Entries taken from a collection

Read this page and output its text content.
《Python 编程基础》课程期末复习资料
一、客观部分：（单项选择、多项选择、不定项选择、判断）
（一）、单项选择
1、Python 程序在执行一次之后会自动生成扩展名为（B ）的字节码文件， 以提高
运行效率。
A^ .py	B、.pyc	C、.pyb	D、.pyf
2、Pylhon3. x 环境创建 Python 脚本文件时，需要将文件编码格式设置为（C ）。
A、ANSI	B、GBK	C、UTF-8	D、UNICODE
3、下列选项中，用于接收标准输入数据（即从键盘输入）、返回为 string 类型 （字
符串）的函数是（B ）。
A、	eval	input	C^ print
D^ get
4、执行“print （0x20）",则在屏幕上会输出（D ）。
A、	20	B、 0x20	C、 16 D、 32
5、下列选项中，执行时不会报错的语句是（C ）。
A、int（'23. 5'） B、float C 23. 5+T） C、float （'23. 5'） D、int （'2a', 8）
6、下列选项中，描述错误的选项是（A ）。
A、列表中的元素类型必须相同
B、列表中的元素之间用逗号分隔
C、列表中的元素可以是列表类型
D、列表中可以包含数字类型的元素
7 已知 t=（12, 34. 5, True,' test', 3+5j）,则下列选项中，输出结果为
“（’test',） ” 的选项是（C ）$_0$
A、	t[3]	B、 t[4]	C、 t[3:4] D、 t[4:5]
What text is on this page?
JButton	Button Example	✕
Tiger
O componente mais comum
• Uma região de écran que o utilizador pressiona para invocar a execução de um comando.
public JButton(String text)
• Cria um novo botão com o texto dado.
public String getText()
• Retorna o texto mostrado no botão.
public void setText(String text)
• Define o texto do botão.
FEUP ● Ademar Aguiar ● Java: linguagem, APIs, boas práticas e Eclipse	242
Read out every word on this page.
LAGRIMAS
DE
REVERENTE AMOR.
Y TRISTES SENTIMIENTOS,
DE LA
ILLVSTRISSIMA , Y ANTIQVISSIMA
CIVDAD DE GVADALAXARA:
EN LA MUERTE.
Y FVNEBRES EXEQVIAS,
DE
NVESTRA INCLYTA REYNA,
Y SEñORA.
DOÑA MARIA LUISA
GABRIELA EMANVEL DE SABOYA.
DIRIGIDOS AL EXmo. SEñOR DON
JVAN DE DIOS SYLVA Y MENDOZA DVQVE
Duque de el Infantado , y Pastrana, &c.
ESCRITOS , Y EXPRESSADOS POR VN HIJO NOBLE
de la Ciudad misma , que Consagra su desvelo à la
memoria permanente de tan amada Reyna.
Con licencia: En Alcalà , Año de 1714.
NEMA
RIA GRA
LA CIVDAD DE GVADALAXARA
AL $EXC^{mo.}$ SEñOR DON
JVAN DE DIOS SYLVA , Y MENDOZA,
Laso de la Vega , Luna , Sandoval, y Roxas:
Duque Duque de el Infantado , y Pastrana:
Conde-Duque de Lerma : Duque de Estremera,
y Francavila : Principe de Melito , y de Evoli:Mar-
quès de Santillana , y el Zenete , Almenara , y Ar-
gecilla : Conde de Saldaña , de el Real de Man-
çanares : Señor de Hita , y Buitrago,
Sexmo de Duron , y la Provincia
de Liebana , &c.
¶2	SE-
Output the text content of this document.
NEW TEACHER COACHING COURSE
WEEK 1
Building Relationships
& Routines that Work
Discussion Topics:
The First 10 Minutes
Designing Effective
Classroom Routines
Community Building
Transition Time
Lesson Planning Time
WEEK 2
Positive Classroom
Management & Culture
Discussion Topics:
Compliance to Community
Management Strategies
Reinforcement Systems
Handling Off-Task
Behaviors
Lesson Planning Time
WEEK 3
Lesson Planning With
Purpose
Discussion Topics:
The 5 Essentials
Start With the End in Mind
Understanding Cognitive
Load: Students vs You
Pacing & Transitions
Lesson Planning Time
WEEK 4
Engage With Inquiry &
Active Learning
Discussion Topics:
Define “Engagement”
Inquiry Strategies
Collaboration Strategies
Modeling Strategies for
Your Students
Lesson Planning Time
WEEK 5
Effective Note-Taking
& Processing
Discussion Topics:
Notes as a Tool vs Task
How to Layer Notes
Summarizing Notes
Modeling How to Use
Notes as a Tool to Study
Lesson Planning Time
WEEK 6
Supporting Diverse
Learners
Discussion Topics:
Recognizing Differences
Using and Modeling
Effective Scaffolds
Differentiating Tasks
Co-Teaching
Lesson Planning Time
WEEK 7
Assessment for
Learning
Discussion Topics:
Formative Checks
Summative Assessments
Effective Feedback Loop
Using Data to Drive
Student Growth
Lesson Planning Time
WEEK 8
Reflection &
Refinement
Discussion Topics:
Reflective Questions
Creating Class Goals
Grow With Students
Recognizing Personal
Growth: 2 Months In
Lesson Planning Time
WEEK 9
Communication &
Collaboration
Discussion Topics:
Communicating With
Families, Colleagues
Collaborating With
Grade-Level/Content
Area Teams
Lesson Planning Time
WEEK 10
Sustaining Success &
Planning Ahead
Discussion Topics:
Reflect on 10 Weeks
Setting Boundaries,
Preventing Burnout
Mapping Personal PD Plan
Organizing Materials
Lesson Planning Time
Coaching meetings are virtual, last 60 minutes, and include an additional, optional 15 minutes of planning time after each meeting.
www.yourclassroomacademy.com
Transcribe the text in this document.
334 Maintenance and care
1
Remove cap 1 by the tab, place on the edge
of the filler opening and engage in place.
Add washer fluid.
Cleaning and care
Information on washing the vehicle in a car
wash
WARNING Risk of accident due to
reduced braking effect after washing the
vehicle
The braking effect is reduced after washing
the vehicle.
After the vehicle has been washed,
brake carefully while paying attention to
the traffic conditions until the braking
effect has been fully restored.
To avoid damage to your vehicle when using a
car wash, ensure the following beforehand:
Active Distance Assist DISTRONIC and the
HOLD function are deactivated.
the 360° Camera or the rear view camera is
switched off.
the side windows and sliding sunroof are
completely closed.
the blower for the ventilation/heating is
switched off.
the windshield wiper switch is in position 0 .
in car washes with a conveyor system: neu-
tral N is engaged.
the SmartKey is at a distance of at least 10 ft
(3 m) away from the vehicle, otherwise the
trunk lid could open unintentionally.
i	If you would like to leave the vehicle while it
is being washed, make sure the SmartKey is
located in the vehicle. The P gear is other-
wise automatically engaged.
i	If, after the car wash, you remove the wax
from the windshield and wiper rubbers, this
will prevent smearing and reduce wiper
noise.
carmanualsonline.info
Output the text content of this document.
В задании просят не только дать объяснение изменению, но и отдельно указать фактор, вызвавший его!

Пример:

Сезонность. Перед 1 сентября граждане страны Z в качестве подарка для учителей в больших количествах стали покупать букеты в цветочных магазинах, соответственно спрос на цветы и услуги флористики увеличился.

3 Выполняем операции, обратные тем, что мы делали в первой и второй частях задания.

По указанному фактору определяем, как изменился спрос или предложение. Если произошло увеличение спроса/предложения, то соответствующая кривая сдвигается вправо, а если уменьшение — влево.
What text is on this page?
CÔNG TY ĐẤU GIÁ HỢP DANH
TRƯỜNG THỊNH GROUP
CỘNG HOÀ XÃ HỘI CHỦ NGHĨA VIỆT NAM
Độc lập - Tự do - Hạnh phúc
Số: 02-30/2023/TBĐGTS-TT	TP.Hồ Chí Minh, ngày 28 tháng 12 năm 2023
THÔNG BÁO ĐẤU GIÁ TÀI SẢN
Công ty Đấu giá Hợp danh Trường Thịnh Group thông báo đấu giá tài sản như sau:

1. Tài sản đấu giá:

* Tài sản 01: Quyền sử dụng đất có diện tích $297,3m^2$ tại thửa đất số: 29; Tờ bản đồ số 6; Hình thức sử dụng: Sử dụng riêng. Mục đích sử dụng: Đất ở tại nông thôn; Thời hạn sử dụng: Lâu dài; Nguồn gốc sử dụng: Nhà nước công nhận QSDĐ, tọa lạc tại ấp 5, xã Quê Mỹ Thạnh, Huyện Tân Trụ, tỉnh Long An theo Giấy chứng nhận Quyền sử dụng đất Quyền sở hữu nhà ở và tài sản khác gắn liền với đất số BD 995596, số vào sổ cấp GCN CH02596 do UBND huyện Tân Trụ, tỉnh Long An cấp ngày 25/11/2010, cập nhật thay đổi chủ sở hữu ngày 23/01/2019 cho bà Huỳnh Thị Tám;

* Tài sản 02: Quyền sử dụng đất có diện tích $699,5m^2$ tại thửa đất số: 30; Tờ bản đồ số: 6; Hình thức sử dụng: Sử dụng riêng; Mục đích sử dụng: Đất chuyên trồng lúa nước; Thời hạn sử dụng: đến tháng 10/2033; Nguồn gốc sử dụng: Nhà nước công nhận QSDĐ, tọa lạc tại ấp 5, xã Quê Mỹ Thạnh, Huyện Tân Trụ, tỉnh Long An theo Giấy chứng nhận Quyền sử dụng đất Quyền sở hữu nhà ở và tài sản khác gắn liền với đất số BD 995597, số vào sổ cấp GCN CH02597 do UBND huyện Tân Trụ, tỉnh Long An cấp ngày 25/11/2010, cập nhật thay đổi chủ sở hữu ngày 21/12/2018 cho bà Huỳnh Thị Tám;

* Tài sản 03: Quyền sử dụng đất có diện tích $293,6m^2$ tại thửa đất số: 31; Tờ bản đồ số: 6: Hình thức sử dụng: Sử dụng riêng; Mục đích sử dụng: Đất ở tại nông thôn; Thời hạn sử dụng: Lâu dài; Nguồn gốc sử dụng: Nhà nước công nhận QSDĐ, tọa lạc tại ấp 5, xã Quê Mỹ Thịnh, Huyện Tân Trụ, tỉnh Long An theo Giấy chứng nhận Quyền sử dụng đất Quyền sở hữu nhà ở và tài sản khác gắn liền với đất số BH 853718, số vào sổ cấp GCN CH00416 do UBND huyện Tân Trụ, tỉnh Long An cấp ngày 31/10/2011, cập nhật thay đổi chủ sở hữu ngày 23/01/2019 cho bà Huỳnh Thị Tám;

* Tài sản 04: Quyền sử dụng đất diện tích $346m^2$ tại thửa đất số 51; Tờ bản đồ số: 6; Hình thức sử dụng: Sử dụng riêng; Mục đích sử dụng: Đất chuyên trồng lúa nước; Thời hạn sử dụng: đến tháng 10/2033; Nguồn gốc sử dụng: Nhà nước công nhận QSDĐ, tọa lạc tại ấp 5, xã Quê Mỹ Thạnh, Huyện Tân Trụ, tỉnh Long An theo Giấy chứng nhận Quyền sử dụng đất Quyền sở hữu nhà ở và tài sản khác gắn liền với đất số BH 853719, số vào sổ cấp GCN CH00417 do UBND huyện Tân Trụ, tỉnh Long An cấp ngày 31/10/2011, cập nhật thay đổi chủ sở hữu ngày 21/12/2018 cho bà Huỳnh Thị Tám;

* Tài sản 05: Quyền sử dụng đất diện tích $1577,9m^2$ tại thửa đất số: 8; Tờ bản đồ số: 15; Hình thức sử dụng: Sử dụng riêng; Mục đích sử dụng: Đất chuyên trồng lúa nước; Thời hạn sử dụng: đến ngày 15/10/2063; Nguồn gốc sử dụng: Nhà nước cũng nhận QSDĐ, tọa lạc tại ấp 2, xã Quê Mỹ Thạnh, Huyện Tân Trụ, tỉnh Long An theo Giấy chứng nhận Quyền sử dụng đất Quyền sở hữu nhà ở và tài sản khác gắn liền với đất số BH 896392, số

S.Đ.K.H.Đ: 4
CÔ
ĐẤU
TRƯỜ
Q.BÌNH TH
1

▶ **Short problem**: Pick out the lines above containing the word "Collaboration", then copy them.

▶ **Answer to the task**:
Collaboration Strategies
Collaboration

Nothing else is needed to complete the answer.